◆ Actions to take
1 - Name every color mentioned in the Imprint transcript, listing each color only once.
2 - Retype the passage of the Imprint transcript between "Piano music plays." and "OTHER IN MARRIAGE.", inclusive.

═══ Article ═══

Tina Srebotnjak stands in a studio with pieces of art in red and orange hanging in the background.
She’s in her late thirties, with short chestnut hair and bangs. She’s wearing rounded glasses and a beige blazer.

Tina says HELLO THERE, I'M
TINA SREBOTNJAK, TIME TO IS
IN FOR ANOTHER EDITION OF
“IMPRINT.”

Piano music plays.
In animation, the title “Imprint” appears against a waving background in orange hues.

Then, a book bye Sue Miller with a pale blue cover appears on screen. The title reads “The World Below.”

Tina continues TONIGHT, WRITER SUE MILLER
TELLS US WHY MARRIAGE IS
SUCH A COMPELLING TOPIC FOR
FICTION.

In a snippet from her interview, Sue says
PEOPLE ARE VERY EXPOSED
TO EACH OTHER IN MARRIAGE.

═══ Information supplied ═══

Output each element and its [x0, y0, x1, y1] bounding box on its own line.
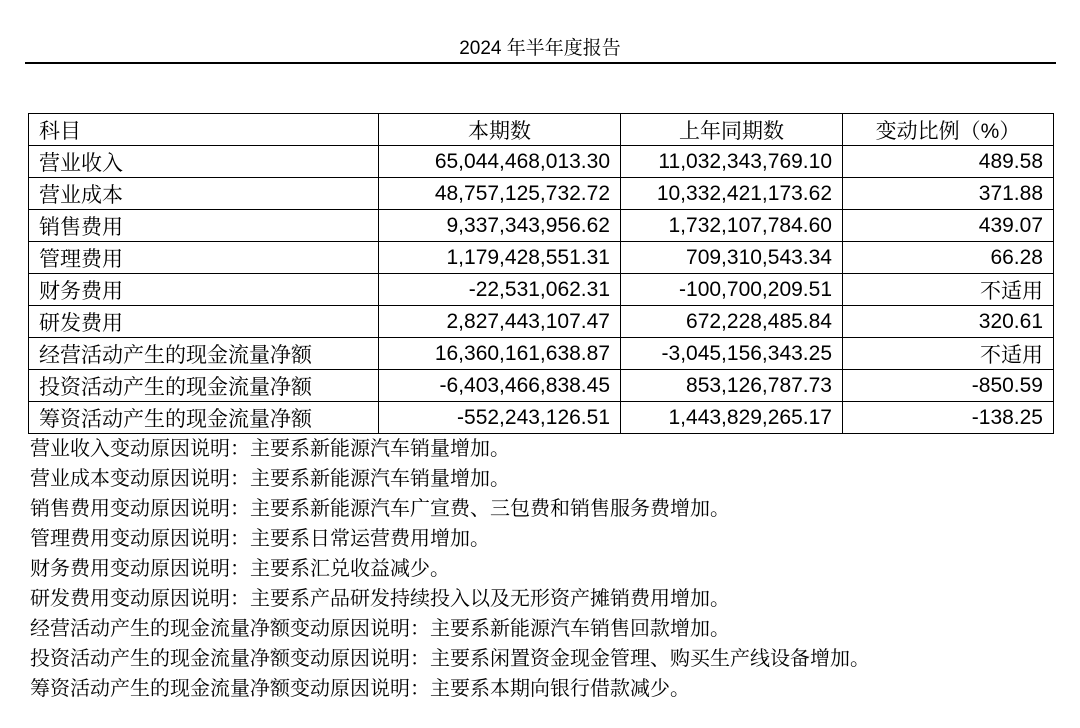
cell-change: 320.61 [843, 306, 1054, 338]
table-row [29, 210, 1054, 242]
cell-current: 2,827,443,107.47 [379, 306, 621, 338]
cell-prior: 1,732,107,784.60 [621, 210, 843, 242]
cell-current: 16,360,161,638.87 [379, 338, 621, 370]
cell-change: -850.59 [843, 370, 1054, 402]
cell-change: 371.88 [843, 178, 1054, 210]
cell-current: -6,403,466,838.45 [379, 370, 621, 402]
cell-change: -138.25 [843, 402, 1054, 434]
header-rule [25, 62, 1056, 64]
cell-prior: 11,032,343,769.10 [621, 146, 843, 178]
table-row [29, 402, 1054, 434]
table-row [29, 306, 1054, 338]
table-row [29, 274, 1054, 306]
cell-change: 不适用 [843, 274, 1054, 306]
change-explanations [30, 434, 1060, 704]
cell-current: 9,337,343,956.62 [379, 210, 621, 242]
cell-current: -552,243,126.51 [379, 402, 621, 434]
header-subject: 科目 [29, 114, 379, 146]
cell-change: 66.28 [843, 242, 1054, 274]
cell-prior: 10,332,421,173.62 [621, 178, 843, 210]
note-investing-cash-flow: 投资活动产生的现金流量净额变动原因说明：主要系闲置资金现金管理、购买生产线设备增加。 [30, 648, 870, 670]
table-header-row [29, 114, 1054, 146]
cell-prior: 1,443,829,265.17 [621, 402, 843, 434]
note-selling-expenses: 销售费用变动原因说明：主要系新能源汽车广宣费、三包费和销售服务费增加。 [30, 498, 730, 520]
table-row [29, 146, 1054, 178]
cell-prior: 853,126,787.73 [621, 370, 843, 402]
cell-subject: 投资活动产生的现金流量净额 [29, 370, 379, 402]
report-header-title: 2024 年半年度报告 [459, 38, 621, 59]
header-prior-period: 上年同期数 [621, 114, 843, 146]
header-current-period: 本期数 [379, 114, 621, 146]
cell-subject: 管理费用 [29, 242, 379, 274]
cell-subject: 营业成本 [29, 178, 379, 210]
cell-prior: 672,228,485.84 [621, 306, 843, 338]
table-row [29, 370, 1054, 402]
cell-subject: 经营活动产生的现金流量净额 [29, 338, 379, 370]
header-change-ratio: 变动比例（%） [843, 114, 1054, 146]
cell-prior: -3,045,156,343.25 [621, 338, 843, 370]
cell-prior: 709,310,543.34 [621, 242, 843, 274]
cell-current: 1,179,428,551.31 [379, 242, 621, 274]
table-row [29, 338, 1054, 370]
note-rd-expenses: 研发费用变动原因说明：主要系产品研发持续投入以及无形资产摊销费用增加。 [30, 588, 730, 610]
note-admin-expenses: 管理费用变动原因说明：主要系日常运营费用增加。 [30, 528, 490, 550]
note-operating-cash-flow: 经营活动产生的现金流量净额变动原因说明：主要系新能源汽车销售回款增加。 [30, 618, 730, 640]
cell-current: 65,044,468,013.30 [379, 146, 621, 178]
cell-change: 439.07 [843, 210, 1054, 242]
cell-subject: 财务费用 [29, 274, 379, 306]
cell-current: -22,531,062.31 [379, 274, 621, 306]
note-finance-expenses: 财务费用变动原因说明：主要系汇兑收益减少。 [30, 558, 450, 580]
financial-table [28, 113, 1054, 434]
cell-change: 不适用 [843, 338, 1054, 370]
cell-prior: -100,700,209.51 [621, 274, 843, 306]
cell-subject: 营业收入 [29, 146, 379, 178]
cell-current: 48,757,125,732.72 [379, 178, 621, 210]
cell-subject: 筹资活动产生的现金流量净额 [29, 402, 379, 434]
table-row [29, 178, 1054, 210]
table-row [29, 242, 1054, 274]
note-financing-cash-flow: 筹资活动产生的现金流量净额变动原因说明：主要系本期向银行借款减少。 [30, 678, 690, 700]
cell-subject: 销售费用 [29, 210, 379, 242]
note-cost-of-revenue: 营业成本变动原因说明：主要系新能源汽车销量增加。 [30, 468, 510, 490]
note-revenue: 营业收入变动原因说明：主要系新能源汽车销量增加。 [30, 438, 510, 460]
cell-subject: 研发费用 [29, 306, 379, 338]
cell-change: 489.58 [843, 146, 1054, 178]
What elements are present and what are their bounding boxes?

═══

◆ Results in order
1 - red, orange, chestnut, beige, pale blue

2 -
Piano music plays.
In animation, the title “Imprint” appears against a waving background in orange hues.

Then, a book bye Sue Miller with a pale blue cover appears on screen. The title reads “The World Below.”

Tina continues TONIGHT, WRITER SUE MILLER
TELLS US WHY MARRIAGE IS
SUCH A COMPELLING TOPIC FOR
FICTION.

In a snippet from her interview, Sue says
PEOPLE ARE VERY EXPOSED
TO EACH OTHER IN MARRIAGE.